Work to be completed :: Reproduce all of the data word for word.

Material shown ::
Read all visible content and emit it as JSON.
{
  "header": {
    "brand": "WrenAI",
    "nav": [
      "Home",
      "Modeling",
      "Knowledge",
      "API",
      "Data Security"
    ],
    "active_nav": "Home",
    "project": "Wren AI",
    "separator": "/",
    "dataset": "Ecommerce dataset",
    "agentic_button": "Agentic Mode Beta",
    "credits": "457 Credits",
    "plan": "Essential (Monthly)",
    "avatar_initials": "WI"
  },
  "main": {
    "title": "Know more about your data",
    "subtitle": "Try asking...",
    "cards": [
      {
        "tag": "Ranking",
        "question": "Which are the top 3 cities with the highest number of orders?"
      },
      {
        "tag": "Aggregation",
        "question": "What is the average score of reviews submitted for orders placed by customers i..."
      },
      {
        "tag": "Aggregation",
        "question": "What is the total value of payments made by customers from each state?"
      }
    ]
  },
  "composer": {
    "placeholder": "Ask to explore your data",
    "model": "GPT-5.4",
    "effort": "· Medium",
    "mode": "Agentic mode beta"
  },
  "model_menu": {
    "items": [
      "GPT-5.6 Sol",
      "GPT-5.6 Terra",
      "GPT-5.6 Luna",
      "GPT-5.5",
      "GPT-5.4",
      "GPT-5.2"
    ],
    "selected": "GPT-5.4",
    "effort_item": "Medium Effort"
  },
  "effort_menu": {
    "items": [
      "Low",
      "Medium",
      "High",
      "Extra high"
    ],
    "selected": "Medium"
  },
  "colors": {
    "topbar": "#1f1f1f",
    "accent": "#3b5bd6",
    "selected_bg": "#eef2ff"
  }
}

Result below ::
Read all visible content and emit it as JSON.
{
  "header": {
    "brand": "WrenAI",
    "nav": [
      "Home",
      "Modeling",
      "Knowledge",
      "API",
      "Data Security"
    ],
    "active_nav": "Home",
    "project": "Wren AI",
    "separator": "/",
    "dataset": "Ecommerce dataset",
    "agentic_button": "Agentic Mode Beta",
    "credits": "457 Credits",
    "plan": "Essential (Monthly)",
    "avatar_initials": "WI"
  },
  "main": {
    "title": "Know more about your data",
    "subtitle": "Try asking...",
    "cards": [
      {
        "tag": "Ranking",
        "question": "Which are the top 3 cities with the highest number of orders?"
      },
      {
        "tag": "Aggregation",
        "question": "What is the average score of reviews submitted for orders placed by customers i..."
      },
      {
        "tag": "Aggregation",
        "question": "What is the total value of payments made by customers from each state?"
      }
    ]
  },
  "composer": {
    "placeholder": "Ask to explore your data",
    "model": "GPT-5.4",
    "effort": "· Medium",
    "mode": "Agentic mode beta"
  },
  "model_menu": {
    "items": [
      "GPT-5.6 Sol",
      "GPT-5.6 Terra",
      "GPT-5.6 Luna",
      "GPT-5.5",
      "GPT-5.4",
      "GPT-5.2"
    ],
    "selected": "GPT-5.4",
    "effort_item": "Medium Effort"
  },
  "effort_menu": {
    "items": [
      "Low",
      "Medium",
      "High",
      "Extra high"
    ],
    "selected": "Medium"
  },
  "colors": {
    "topbar": "#1f1f1f",
    "accent": "#3b5bd6",
    "selected_bg": "#eef2ff"
  }
}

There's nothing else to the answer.